→ **RECORD SET**

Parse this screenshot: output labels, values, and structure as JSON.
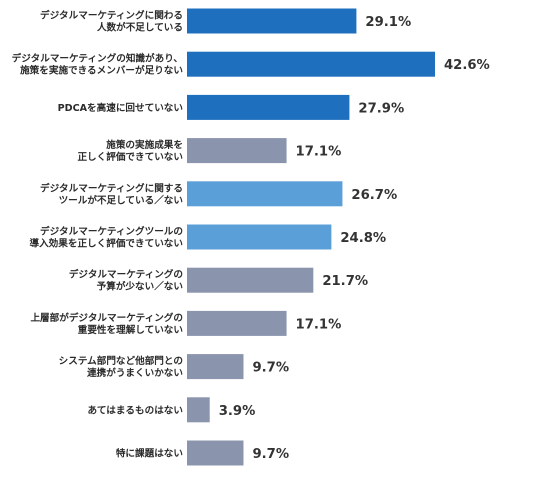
{
  "chart_data": {
    "type": "bar",
    "orientation": "horizontal",
    "title": "",
    "xlabel": "",
    "ylabel": "",
    "xlim": [
      0,
      45
    ],
    "grid": false,
    "value_suffix": "%",
    "categories": [
      [
        "デジタルマーケティングに関わる",
        "人数が不足している"
      ],
      [
        "デジタルマーケティングの知識があり、",
        "施策を実施できるメンバーが足りない"
      ],
      [
        "PDCAを高速に回せていない"
      ],
      [
        "施策の実施成果を",
        "正しく評価できていない"
      ],
      [
        "デジタルマーケティングに関する",
        "ツールが不足している／ない"
      ],
      [
        "デジタルマーケティングツールの",
        "導入効果を正しく評価できていない"
      ],
      [
        "デジタルマーケティングの",
        "予算が少ない／ない"
      ],
      [
        "上層部がデジタルマーケティングの",
        "重要性を理解していない"
      ],
      [
        "システム部門など他部門との",
        "連携がうまくいかない"
      ],
      [
        "あてはまるものはない"
      ],
      [
        "特に課題はない"
      ]
    ],
    "values": [
      29.1,
      42.6,
      27.9,
      17.1,
      26.7,
      24.8,
      21.7,
      17.1,
      9.7,
      3.9,
      9.7
    ],
    "value_labels": [
      "29.1%",
      "42.6%",
      "27.9%",
      "17.1%",
      "26.7%",
      "24.8%",
      "21.7%",
      "17.1%",
      "9.7%",
      "3.9%",
      "9.7%"
    ],
    "color_groups": [
      "dark",
      "dark",
      "dark",
      "gray",
      "light",
      "light",
      "gray",
      "gray",
      "gray",
      "gray",
      "gray"
    ]
  },
  "colors": {
    "dark": "#1f6fbf",
    "light": "#5a9fd8",
    "gray": "#8a94ad",
    "label_text": "#2b2b2b",
    "value_text": "#333333"
  }
}
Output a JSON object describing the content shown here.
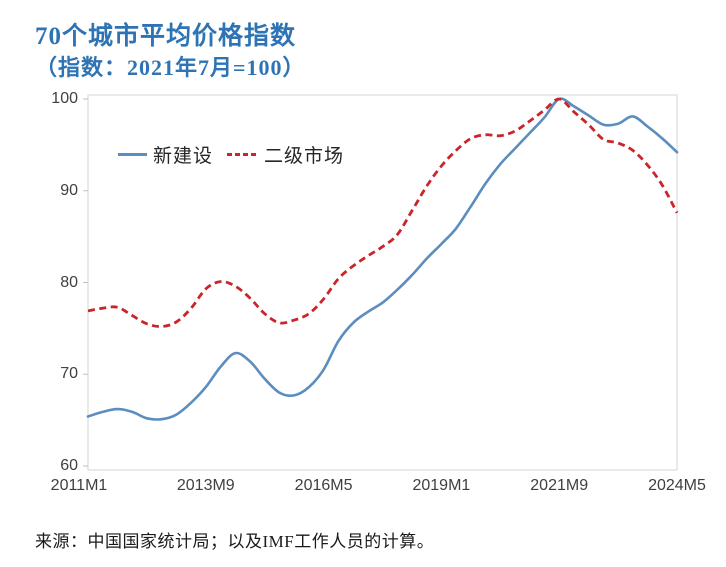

→ **PROBLEM**
Quote the material in full and exactly; do not carry over its pictures.

→ **TASK OUTPUT**
Parse this screenshot: output labels, values, and structure as JSON.
{
  "chart_data": {
    "type": "bar",
    "orientation": "horizontal",
    "title": "",
    "xlabel": "",
    "ylabel": "",
    "xlim": [
      0,
      45
    ],
    "grid": false,
    "value_suffix": "%",
    "categories": [
      [
        "デジタルマーケティングに関わる",
        "人数が不足している"
      ],
      [
        "デジタルマーケティングの知識があり、",
        "施策を実施できるメンバーが足りない"
      ],
      [
        "PDCAを高速に回せていない"
      ],
      [
        "施策の実施成果を",
        "正しく評価できていない"
      ],
      [
        "デジタルマーケティングに関する",
        "ツールが不足している／ない"
      ],
      [
        "デジタルマーケティングツールの",
        "導入効果を正しく評価できていない"
      ],
      [
        "デジタルマーケティングの",
        "予算が少ない／ない"
      ],
      [
        "上層部がデジタルマーケティングの",
        "重要性を理解していない"
      ],
      [
        "システム部門など他部門との",
        "連携がうまくいかない"
      ],
      [
        "あてはまるものはない"
      ],
      [
        "特に課題はない"
      ]
    ],
    "values": [
      29.1,
      42.6,
      27.9,
      17.1,
      26.7,
      24.8,
      21.7,
      17.1,
      9.7,
      3.9,
      9.7
    ],
    "value_labels": [
      "29.1%",
      "42.6%",
      "27.9%",
      "17.1%",
      "26.7%",
      "24.8%",
      "21.7%",
      "17.1%",
      "9.7%",
      "3.9%",
      "9.7%"
    ],
    "color_groups": [
      "dark",
      "dark",
      "dark",
      "gray",
      "light",
      "light",
      "gray",
      "gray",
      "gray",
      "gray",
      "gray"
    ]
  },
  "colors": {
    "dark": "#1f6fbf",
    "light": "#5a9fd8",
    "gray": "#8a94ad",
    "label_text": "#2b2b2b",
    "value_text": "#333333"
  }
}
Output a JSON object describing the content shown here.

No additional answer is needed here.